◆ What the exercise asks
Look through the material below, count the lines containing the word "color", and state only the count.

= = = = =

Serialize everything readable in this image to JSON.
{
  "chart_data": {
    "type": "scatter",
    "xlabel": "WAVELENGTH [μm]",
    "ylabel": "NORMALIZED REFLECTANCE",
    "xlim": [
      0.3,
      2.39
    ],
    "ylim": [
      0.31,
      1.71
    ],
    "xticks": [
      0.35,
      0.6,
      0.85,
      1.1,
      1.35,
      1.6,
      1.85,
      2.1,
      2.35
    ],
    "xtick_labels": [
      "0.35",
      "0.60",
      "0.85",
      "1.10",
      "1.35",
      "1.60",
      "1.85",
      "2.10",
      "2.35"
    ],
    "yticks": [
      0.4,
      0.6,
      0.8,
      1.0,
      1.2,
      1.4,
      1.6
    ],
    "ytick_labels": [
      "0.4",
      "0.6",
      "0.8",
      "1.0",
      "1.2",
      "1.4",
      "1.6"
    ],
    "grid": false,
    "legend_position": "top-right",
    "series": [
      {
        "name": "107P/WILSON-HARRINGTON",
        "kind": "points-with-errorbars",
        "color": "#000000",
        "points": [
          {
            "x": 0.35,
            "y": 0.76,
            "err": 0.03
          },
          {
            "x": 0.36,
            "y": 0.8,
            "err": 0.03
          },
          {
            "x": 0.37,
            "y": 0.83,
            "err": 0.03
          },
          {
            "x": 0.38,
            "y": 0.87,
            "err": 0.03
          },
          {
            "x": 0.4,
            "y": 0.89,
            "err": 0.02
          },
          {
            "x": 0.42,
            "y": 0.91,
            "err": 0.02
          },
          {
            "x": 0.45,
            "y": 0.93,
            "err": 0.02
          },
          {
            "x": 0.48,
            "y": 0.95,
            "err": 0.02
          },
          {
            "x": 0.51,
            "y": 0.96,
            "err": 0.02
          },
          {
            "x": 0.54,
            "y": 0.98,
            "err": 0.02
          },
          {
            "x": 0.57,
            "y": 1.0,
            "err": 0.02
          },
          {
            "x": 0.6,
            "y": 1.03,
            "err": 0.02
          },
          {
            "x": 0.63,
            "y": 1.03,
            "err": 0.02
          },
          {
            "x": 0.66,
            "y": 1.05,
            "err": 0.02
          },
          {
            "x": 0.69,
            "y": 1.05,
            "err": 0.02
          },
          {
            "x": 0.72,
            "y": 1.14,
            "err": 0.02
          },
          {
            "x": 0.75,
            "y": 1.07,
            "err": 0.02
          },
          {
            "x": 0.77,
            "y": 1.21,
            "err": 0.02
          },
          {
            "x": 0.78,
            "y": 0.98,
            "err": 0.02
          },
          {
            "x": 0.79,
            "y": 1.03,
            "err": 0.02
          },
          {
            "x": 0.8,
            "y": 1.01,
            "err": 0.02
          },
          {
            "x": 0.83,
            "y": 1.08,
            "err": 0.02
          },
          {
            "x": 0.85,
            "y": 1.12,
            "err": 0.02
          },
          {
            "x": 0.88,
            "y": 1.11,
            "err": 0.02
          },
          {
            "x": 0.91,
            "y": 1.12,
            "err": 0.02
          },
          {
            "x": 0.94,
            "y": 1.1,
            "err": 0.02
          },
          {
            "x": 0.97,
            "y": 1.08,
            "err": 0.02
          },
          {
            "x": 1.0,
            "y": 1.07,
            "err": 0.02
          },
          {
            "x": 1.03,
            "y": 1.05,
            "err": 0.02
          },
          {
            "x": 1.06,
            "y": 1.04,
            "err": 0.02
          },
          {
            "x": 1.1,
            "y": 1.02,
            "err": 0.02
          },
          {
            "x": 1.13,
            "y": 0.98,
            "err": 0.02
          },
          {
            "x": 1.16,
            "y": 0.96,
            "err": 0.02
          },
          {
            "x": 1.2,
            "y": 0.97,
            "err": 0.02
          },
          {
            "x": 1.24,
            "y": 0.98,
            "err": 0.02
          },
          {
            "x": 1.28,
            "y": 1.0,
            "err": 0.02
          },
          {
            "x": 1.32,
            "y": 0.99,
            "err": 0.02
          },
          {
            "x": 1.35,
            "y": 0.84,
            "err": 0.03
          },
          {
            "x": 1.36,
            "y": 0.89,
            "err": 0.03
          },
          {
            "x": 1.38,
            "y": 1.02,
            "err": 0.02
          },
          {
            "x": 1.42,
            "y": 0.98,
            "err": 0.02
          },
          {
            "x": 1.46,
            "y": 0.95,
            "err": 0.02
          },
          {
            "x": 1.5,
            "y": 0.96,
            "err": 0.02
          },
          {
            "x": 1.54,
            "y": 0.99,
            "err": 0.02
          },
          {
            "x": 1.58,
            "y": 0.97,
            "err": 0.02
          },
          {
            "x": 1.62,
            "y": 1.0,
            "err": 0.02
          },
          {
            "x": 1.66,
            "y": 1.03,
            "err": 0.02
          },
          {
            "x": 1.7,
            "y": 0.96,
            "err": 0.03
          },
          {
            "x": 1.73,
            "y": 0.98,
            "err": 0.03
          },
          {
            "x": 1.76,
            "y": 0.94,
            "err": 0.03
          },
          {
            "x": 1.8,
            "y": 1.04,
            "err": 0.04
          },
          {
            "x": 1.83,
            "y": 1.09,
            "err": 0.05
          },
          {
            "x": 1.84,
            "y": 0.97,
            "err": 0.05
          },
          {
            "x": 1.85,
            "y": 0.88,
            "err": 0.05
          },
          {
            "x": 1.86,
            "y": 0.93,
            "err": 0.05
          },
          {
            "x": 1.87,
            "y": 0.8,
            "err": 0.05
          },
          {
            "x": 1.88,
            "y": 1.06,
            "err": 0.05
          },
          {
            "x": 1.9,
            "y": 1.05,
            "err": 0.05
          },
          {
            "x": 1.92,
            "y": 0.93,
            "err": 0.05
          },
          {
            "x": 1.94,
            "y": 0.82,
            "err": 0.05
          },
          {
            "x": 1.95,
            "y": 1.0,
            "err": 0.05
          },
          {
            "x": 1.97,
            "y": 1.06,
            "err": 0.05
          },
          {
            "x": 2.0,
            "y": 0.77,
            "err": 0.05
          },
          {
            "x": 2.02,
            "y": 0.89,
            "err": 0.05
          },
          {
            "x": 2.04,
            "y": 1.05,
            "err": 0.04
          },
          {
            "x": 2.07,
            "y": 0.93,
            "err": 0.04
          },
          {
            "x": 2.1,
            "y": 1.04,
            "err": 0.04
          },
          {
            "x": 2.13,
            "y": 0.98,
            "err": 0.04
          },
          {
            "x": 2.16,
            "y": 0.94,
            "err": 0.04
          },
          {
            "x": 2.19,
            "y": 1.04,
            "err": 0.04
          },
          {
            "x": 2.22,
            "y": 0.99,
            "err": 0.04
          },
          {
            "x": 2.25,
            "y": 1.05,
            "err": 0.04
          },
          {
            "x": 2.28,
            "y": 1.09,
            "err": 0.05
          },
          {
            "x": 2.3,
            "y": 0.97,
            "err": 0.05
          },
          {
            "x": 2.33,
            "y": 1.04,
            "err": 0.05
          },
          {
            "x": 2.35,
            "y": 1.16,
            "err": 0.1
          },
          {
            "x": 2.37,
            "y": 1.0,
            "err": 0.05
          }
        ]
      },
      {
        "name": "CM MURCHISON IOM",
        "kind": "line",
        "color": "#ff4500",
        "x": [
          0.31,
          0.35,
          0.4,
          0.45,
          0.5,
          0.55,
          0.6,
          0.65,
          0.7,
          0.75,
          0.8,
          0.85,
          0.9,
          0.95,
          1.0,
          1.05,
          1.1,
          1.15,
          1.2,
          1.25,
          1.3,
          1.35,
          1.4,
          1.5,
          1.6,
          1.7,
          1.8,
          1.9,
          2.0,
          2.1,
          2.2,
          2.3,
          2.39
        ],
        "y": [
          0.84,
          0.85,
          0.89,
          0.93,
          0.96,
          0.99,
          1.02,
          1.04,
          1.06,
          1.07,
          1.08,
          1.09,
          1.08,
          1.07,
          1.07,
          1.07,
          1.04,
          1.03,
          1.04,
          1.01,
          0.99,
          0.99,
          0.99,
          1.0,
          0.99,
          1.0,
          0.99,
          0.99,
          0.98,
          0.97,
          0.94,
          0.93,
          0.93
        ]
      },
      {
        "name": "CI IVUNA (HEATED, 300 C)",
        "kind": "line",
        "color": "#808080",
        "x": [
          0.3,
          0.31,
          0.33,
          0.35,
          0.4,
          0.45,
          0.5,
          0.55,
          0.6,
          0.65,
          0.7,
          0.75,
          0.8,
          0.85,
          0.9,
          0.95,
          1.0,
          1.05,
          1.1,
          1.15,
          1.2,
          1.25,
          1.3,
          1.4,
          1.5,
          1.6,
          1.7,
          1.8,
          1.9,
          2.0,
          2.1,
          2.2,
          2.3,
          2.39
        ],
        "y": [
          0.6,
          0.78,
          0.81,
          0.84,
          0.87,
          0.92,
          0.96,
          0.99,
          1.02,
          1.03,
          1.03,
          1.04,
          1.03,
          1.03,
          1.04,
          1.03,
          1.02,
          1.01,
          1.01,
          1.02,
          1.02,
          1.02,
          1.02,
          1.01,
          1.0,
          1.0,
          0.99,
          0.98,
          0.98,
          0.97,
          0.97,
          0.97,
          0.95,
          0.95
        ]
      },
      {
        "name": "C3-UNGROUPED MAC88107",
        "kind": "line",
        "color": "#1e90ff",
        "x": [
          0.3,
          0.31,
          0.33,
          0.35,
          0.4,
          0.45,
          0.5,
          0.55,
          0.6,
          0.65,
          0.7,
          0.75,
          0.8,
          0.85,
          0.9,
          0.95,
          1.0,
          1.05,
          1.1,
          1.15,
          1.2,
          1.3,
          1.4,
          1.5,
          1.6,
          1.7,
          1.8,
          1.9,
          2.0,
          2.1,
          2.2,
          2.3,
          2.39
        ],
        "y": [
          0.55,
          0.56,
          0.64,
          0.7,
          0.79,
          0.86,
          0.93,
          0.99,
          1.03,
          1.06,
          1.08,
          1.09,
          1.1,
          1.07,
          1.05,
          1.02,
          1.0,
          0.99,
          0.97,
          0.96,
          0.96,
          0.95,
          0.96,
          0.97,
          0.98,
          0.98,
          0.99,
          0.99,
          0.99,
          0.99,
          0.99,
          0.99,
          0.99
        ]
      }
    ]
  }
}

= = = = =

◆ Solution
4